>> Start DATASET ENTRIES

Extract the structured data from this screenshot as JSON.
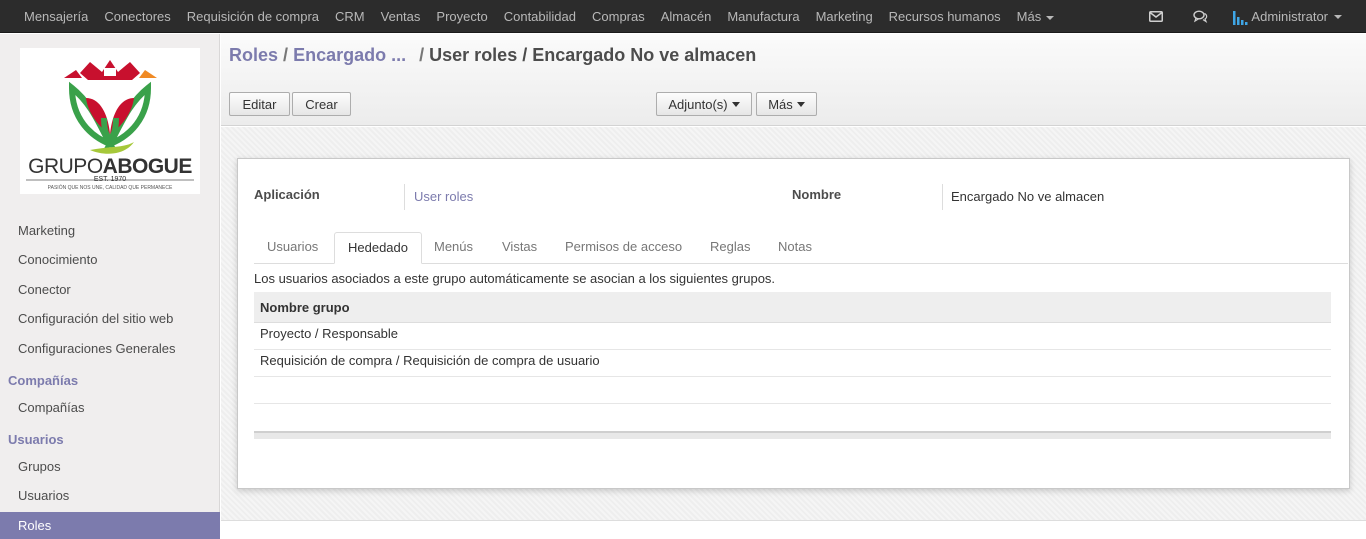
{
  "topnav": {
    "items": [
      "Mensajería",
      "Conectores",
      "Requisición de compra",
      "CRM",
      "Ventas",
      "Proyecto",
      "Contabilidad",
      "Compras",
      "Almacén",
      "Manufactura",
      "Marketing",
      "Recursos humanos"
    ],
    "more_label": "Más",
    "user_name": "Administrator",
    "icons": [
      "envelope-icon",
      "chat-icon",
      "user-avatar-icon"
    ]
  },
  "logo": {
    "brand_left": "GRUPO",
    "brand_right": "ABOGUE",
    "est": "EST. 1970",
    "tagline": "PASIÓN QUE NOS UNE, CALIDAD QUE PERMANECE",
    "colors": {
      "green": "#3aa14a",
      "red": "#c8102e",
      "orange": "#f08a24"
    }
  },
  "sidebar": {
    "items_top": [
      "Marketing",
      "Conocimiento",
      "Conector",
      "Configuración del sitio web",
      "Configuraciones Generales"
    ],
    "heading_companies": "Compañías",
    "companies": [
      "Compañías"
    ],
    "heading_users": "Usuarios",
    "users": [
      "Grupos",
      "Usuarios"
    ],
    "active_item": "Roles"
  },
  "breadcrumb": {
    "root": "Roles",
    "parent": "Encargado ...",
    "current": "User roles / Encargado No ve almacen"
  },
  "toolbar": {
    "edit_label": "Editar",
    "create_label": "Crear",
    "attachments_label": "Adjunto(s)",
    "more_label": "Más"
  },
  "form": {
    "application_label": "Aplicación",
    "application_value": "User roles",
    "name_label": "Nombre",
    "name_value": "Encargado No ve almacen"
  },
  "tabs": [
    "Usuarios",
    "Hededado",
    "Menús",
    "Vistas",
    "Permisos de acceso",
    "Reglas",
    "Notas"
  ],
  "active_tab": "Hededado",
  "inherited": {
    "note": "Los usuarios asociados a este grupo automáticamente se asocian a los siguientes grupos.",
    "column_header": "Nombre grupo",
    "rows": [
      "Proyecto / Responsable",
      "Requisición de compra / Requisición de compra de usuario"
    ]
  },
  "colors": {
    "accent": "#7c7bad",
    "topbar": "#2c2c2c",
    "sidebar": "#f0eeee"
  }
}
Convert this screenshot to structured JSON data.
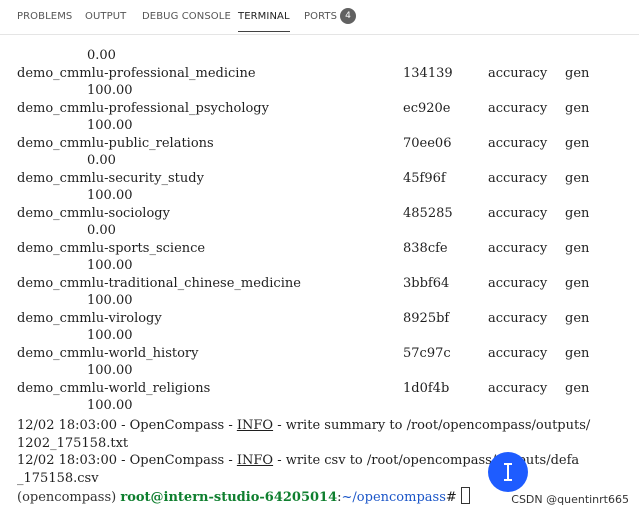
{
  "tabs": [
    {
      "label": "PROBLEMS"
    },
    {
      "label": "OUTPUT"
    },
    {
      "label": "DEBUG CONSOLE"
    },
    {
      "label": "TERMINAL"
    },
    {
      "label": "PORTS"
    }
  ],
  "ports_badge": "4",
  "terminal": {
    "first_value": "0.00",
    "rows": [
      {
        "name": "demo_cmmlu-professional_medicine",
        "version": "134139",
        "metric": "accuracy",
        "mode": "gen",
        "value": "100.00"
      },
      {
        "name": "demo_cmmlu-professional_psychology",
        "version": "ec920e",
        "metric": "accuracy",
        "mode": "gen",
        "value": "100.00"
      },
      {
        "name": "demo_cmmlu-public_relations",
        "version": "70ee06",
        "metric": "accuracy",
        "mode": "gen",
        "value": "0.00"
      },
      {
        "name": "demo_cmmlu-security_study",
        "version": "45f96f",
        "metric": "accuracy",
        "mode": "gen",
        "value": "100.00"
      },
      {
        "name": "demo_cmmlu-sociology",
        "version": "485285",
        "metric": "accuracy",
        "mode": "gen",
        "value": "0.00"
      },
      {
        "name": "demo_cmmlu-sports_science",
        "version": "838cfe",
        "metric": "accuracy",
        "mode": "gen",
        "value": "100.00"
      },
      {
        "name": "demo_cmmlu-traditional_chinese_medicine",
        "version": "3bbf64",
        "metric": "accuracy",
        "mode": "gen",
        "value": "100.00"
      },
      {
        "name": "demo_cmmlu-virology",
        "version": "8925bf",
        "metric": "accuracy",
        "mode": "gen",
        "value": "100.00"
      },
      {
        "name": "demo_cmmlu-world_history",
        "version": "57c97c",
        "metric": "accuracy",
        "mode": "gen",
        "value": "100.00"
      },
      {
        "name": "demo_cmmlu-world_religions",
        "version": "1d0f4b",
        "metric": "accuracy",
        "mode": "gen",
        "value": "100.00"
      }
    ],
    "log1": {
      "prefix": "12/02 18:03:00 - OpenCompass - ",
      "level": "INFO",
      "message": " - write summary to /root/opencompass/outputs/",
      "continuation": "1202_175158.txt"
    },
    "log2": {
      "prefix": "12/02 18:03:00 - OpenCompass - ",
      "level": "INFO",
      "message": " - write csv to /root/opencompass/outputs/defa",
      "continuation": "_175158.csv"
    },
    "prompt": {
      "env": "(opencompass) ",
      "user": "root@intern-studio-64205014",
      "colon": ":",
      "path": "~/opencompass",
      "symbol": "#"
    }
  },
  "watermark": "CSDN @quentinrt665",
  "colors": {
    "prompt_user": "#0f7f2f",
    "prompt_path": "#1a55c8",
    "mouse_highlight": "#1e5cff"
  }
}
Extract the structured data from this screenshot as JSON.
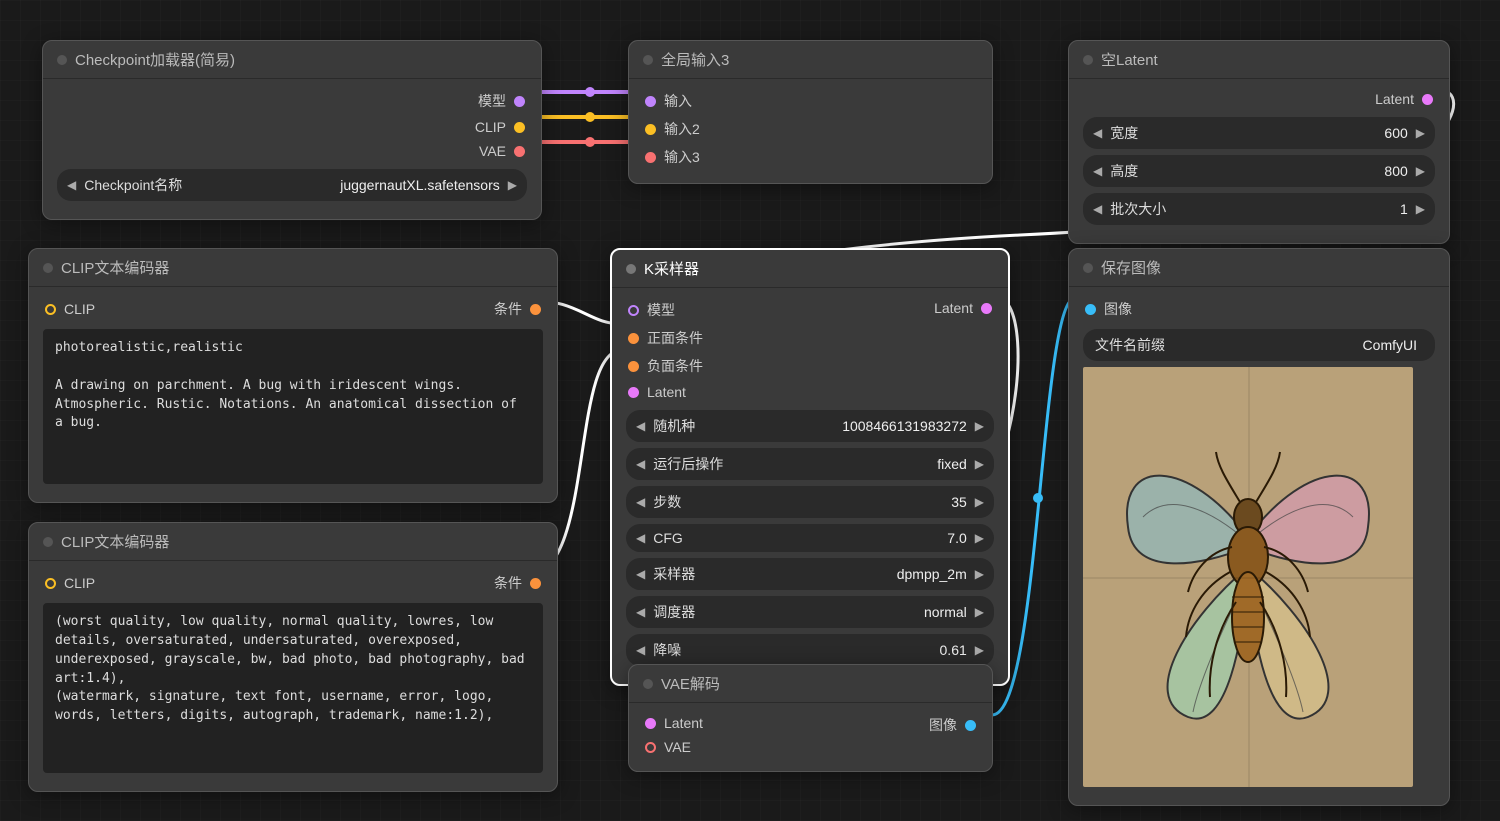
{
  "nodes": {
    "checkpoint_loader": {
      "title": "Checkpoint加载器(简易)",
      "outputs": {
        "model": "模型",
        "clip": "CLIP",
        "vae": "VAE"
      },
      "widget": {
        "label": "Checkpoint名称",
        "value": "juggernautXL.safetensors"
      }
    },
    "global_input": {
      "title": "全局输入3",
      "inputs": {
        "in1": "输入",
        "in2": "输入2",
        "in3": "输入3"
      }
    },
    "empty_latent": {
      "title": "空Latent",
      "outputs": {
        "latent": "Latent"
      },
      "widgets": {
        "width": {
          "label": "宽度",
          "value": "600"
        },
        "height": {
          "label": "高度",
          "value": "800"
        },
        "batch": {
          "label": "批次大小",
          "value": "1"
        }
      }
    },
    "clip_pos": {
      "title": "CLIP文本编码器",
      "inputs": {
        "clip": "CLIP"
      },
      "outputs": {
        "cond": "条件"
      },
      "text": "photorealistic,realistic\n\nA drawing on parchment. A bug with iridescent wings. Atmospheric. Rustic. Notations. An anatomical dissection of a bug."
    },
    "clip_neg": {
      "title": "CLIP文本编码器",
      "inputs": {
        "clip": "CLIP"
      },
      "outputs": {
        "cond": "条件"
      },
      "text": "(worst quality, low quality, normal quality, lowres, low details, oversaturated, undersaturated, overexposed, underexposed, grayscale, bw, bad photo, bad photography, bad art:1.4),\n(watermark, signature, text font, username, error, logo, words, letters, digits, autograph, trademark, name:1.2),"
    },
    "ksampler": {
      "title": "K采样器",
      "inputs": {
        "model": "模型",
        "pos": "正面条件",
        "neg": "负面条件",
        "latent": "Latent"
      },
      "outputs": {
        "latent": "Latent"
      },
      "widgets": {
        "seed": {
          "label": "随机种",
          "value": "1008466131983272"
        },
        "after": {
          "label": "运行后操作",
          "value": "fixed"
        },
        "steps": {
          "label": "步数",
          "value": "35"
        },
        "cfg": {
          "label": "CFG",
          "value": "7.0"
        },
        "sampler": {
          "label": "采样器",
          "value": "dpmpp_2m"
        },
        "scheduler": {
          "label": "调度器",
          "value": "normal"
        },
        "denoise": {
          "label": "降噪",
          "value": "0.61"
        }
      }
    },
    "vae_decode": {
      "title": "VAE解码",
      "inputs": {
        "latent": "Latent",
        "vae": "VAE"
      },
      "outputs": {
        "image": "图像"
      }
    },
    "save_image": {
      "title": "保存图像",
      "inputs": {
        "image": "图像"
      },
      "widget": {
        "label": "文件名前缀",
        "value": "ComfyUI"
      }
    }
  },
  "colors": {
    "model": "#c084fc",
    "clip": "#fbbf24",
    "vae": "#f87171",
    "cond": "#fb923c",
    "latent": "#e879f9",
    "image": "#38bdf8",
    "white": "#ffffff"
  }
}
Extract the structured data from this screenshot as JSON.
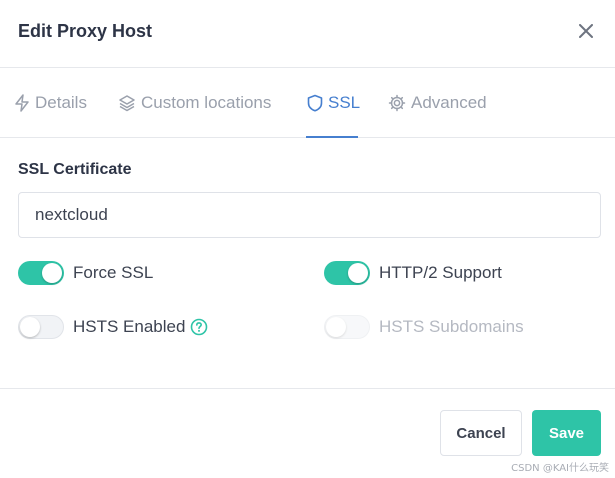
{
  "modal": {
    "title": "Edit Proxy Host"
  },
  "tabs": [
    {
      "label": "Details",
      "icon": "bolt-icon"
    },
    {
      "label": "Custom locations",
      "icon": "layers-icon"
    },
    {
      "label": "SSL",
      "icon": "shield-icon",
      "active": true
    },
    {
      "label": "Advanced",
      "icon": "gear-icon"
    }
  ],
  "ssl": {
    "certificate_label": "SSL Certificate",
    "certificate_value": "nextcloud",
    "force_ssl": {
      "label": "Force SSL",
      "checked": true
    },
    "http2": {
      "label": "HTTP/2 Support",
      "checked": true
    },
    "hsts": {
      "label": "HSTS Enabled",
      "checked": false
    },
    "hsts_subdomains": {
      "label": "HSTS Subdomains",
      "checked": false,
      "disabled": true
    }
  },
  "footer": {
    "cancel_label": "Cancel",
    "save_label": "Save"
  },
  "watermark": "CSDN @KAI什么玩笑",
  "colors": {
    "accent": "#2ec4a7",
    "tab_active": "#467fcf",
    "text": "#3d4351",
    "muted": "#9aa0ac"
  }
}
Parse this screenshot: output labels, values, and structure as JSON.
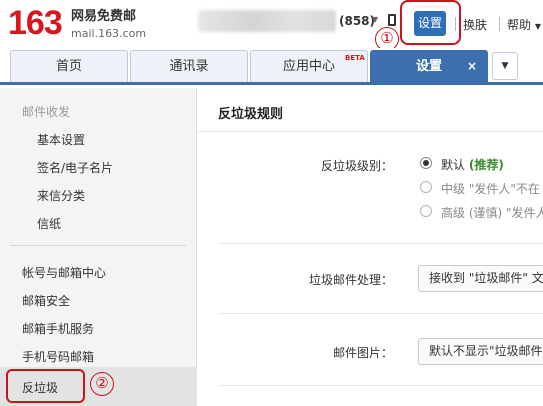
{
  "header": {
    "logo_number": "163",
    "logo_name": "网易免费邮",
    "logo_domain": "mail.163.com",
    "unread_count": "(858)",
    "settings_label": "设置",
    "skin_label": "换肤",
    "help_label": "帮助",
    "marker_1": "①"
  },
  "tabs": {
    "home": "首页",
    "contacts": "通讯录",
    "apps": "应用中心",
    "apps_badge": "BETA",
    "settings": "设置",
    "close": "×",
    "more": "▼"
  },
  "sidebar": {
    "section_title": "邮件收发",
    "sub_items": [
      "基本设置",
      "签名/电子名片",
      "来信分类",
      "信纸"
    ],
    "items": [
      "帐号与邮箱中心",
      "邮箱安全",
      "邮箱手机服务",
      "手机号码邮箱"
    ],
    "active_item": "反垃圾",
    "marker_2": "②"
  },
  "main": {
    "title": "反垃圾规则",
    "level_label": "反垃圾级别：",
    "level_options": [
      {
        "text": "默认",
        "suffix": "(推荐)",
        "selected": true
      },
      {
        "text": "中级 \"发件人\"不在"
      },
      {
        "text": "高级 (谨慎) \"发件人"
      }
    ],
    "spam_label": "垃圾邮件处理：",
    "spam_value": "接收到 \"垃圾邮件\" 文",
    "image_label": "邮件图片：",
    "image_value": "默认不显示\"垃圾邮件"
  },
  "colors": {
    "brand_red": "#d8161c",
    "tab_blue": "#3d6fae",
    "callout_red": "#c8141b",
    "recommend_green": "#3a8a2e"
  }
}
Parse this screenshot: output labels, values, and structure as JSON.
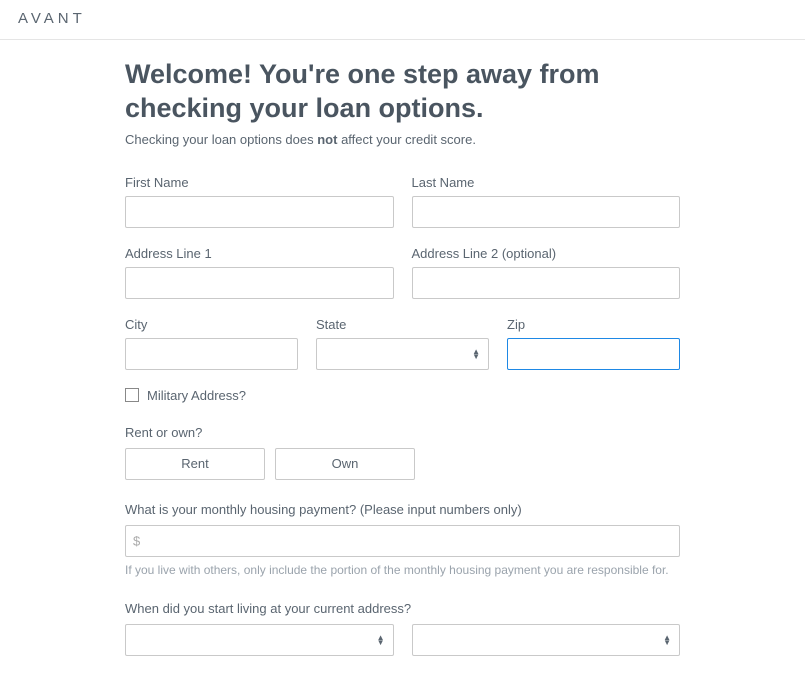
{
  "brand": {
    "logo_text": "AVANT"
  },
  "page": {
    "title": "Welcome! You're one step away from checking your loan options.",
    "subtext_pre": "Checking your loan options does ",
    "subtext_bold": "not",
    "subtext_post": " affect your credit score."
  },
  "fields": {
    "first_name": {
      "label": "First Name",
      "value": ""
    },
    "last_name": {
      "label": "Last Name",
      "value": ""
    },
    "address1": {
      "label": "Address Line 1",
      "value": ""
    },
    "address2": {
      "label": "Address Line 2 (optional)",
      "value": ""
    },
    "city": {
      "label": "City",
      "value": ""
    },
    "state": {
      "label": "State",
      "value": ""
    },
    "zip": {
      "label": "Zip",
      "value": ""
    },
    "military": {
      "label": "Military Address?"
    },
    "rent_own": {
      "label": "Rent or own?",
      "option_rent": "Rent",
      "option_own": "Own"
    },
    "housing_payment": {
      "label": "What is your monthly housing payment? (Please input numbers only)",
      "prefix": "$",
      "value": "",
      "helper": "If you live with others, only include the portion of the monthly housing payment you are responsible for."
    },
    "move_in": {
      "label": "When did you start living at your current address?"
    }
  }
}
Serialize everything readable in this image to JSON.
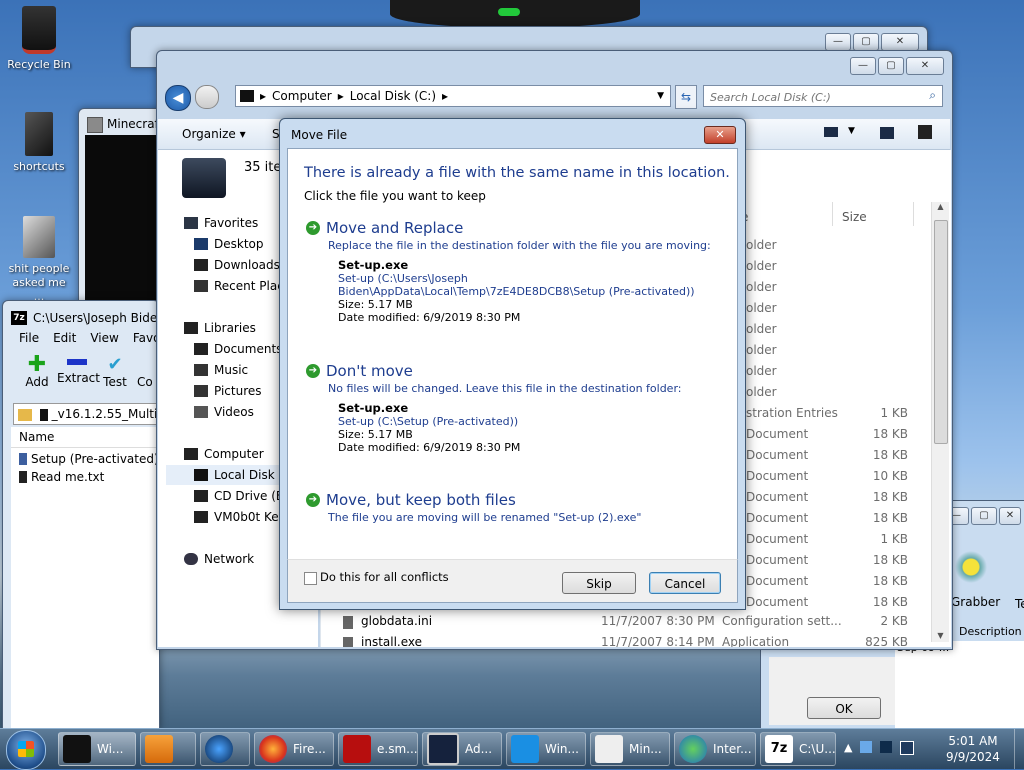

>> End DATASET ENTRIES

** WHAT YOU ARE ASKED TO DO **
From the entries above, copy every line containing the word "loan".

** ANSWER TO THIS EXERCISE **
    "title": "Welcome! You're one step away from checking your loan options.",
    "subtext_pre": "Checking your loan options does ",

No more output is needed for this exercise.